━━ EXERCISE MATERIALS
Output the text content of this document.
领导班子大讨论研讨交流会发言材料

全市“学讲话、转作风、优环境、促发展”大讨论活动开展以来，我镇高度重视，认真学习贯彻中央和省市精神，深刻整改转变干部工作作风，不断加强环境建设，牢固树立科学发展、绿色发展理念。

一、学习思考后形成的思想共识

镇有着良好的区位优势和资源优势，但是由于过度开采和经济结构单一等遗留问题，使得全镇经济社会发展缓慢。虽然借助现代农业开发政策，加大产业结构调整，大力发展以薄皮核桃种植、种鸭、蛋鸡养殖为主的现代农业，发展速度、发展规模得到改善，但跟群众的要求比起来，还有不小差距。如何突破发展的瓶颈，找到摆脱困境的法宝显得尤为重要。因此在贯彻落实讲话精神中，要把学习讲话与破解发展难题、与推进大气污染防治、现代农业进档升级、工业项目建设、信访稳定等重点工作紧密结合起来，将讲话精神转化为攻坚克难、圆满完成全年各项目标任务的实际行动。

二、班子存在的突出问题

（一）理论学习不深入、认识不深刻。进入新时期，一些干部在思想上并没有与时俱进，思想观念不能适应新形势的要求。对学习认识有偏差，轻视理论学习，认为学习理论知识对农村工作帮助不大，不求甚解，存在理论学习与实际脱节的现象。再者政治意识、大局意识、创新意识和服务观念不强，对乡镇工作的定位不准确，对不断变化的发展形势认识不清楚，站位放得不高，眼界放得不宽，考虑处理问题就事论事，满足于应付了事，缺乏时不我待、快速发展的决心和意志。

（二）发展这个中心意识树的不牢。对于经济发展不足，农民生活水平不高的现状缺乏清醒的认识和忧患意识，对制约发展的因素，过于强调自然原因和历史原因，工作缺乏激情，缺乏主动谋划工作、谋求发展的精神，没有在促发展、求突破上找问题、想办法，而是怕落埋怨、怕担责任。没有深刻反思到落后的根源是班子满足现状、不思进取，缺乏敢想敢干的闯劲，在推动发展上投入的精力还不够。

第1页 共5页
━━━━
→ **REQUIRED WORK**: Reproduce every record above exactly as it appears.

→ **EXERCISE RESPONSE**:
Output the text content of this document.
领导班子大讨论研讨交流会发言材料

全市“学讲话、转作风、优环境、促发展”大讨论活动开展以来，我镇高度重视，认真学习贯彻中央和省市精神，深刻整改转变干部工作作风，不断加强环境建设，牢固树立科学发展、绿色发展理念。

一、学习思考后形成的思想共识

镇有着良好的区位优势和资源优势，但是由于过度开采和经济结构单一等遗留问题，使得全镇经济社会发展缓慢。虽然借助现代农业开发政策，加大产业结构调整，大力发展以薄皮核桃种植、种鸭、蛋鸡养殖为主的现代农业，发展速度、发展规模得到改善，但跟群众的要求比起来，还有不小差距。如何突破发展的瓶颈，找到摆脱困境的法宝显得尤为重要。因此在贯彻落实讲话精神中，要把学习讲话与破解发展难题、与推进大气污染防治、现代农业进档升级、工业项目建设、信访稳定等重点工作紧密结合起来，将讲话精神转化为攻坚克难、圆满完成全年各项目标任务的实际行动。

二、班子存在的突出问题

（一）理论学习不深入、认识不深刻。进入新时期，一些干部在思想上并没有与时俱进，思想观念不能适应新形势的要求。对学习认识有偏差，轻视理论学习，认为学习理论知识对农村工作帮助不大，不求甚解，存在理论学习与实际脱节的现象。再者政治意识、大局意识、创新意识和服务观念不强，对乡镇工作的定位不准确，对不断变化的发展形势认识不清楚，站位放得不高，眼界放得不宽，考虑处理问题就事论事，满足于应付了事，缺乏时不我待、快速发展的决心和意志。

（二）发展这个中心意识树的不牢。对于经济发展不足，农民生活水平不高的现状缺乏清醒的认识和忧患意识，对制约发展的因素，过于强调自然原因和历史原因，工作缺乏激情，缺乏主动谋划工作、谋求发展的精神，没有在促发展、求突破上找问题、想办法，而是怕落埋怨、怕担责任。没有深刻反思到落后的根源是班子满足现状、不思进取，缺乏敢想敢干的闯劲，在推动发展上投入的精力还不够。

第1页 共5页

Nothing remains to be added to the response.